Across the entries below, how many lines contain the word "icon"? Give the number alone.

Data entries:
>> start

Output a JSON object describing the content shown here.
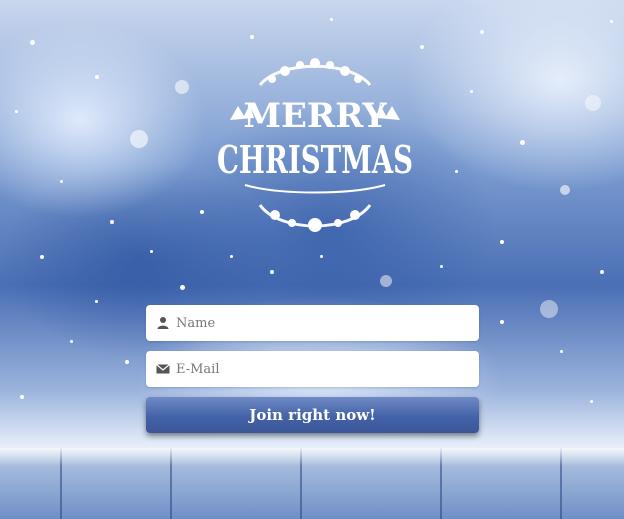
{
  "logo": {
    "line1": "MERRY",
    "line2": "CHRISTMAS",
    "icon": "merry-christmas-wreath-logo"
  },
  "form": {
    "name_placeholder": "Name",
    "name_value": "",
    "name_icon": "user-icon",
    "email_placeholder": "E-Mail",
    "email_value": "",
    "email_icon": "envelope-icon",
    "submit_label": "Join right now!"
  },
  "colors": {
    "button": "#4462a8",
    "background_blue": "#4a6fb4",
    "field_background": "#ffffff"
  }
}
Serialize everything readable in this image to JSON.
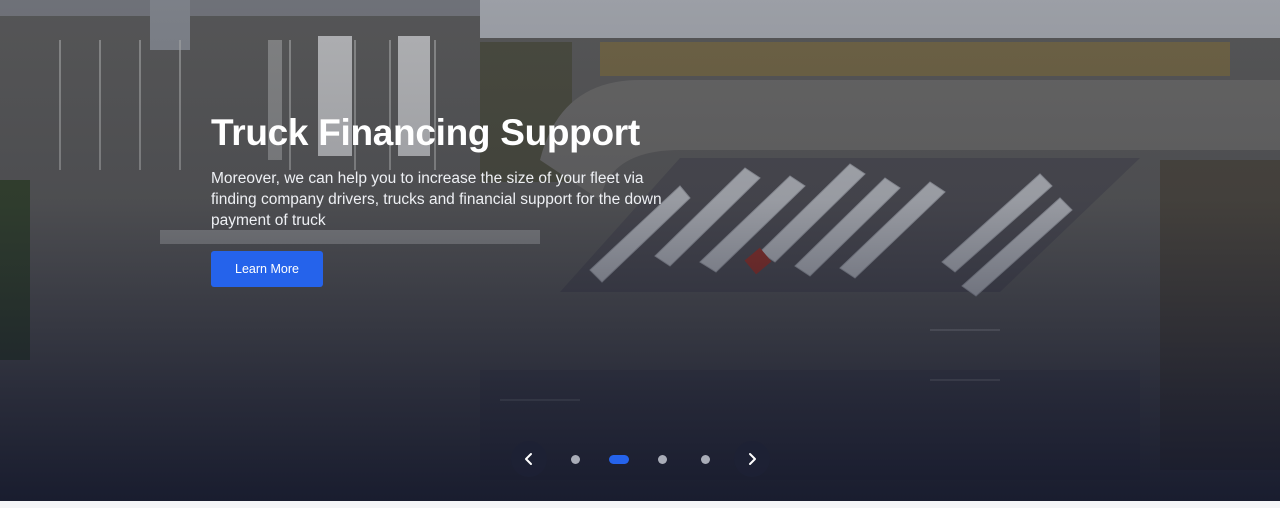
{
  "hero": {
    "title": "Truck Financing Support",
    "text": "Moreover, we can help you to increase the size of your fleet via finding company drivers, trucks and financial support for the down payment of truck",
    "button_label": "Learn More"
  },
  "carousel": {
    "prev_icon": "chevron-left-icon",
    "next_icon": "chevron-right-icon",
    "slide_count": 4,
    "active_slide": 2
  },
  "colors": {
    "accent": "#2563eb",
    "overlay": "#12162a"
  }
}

>> end

SOLVED PROBLEM =
5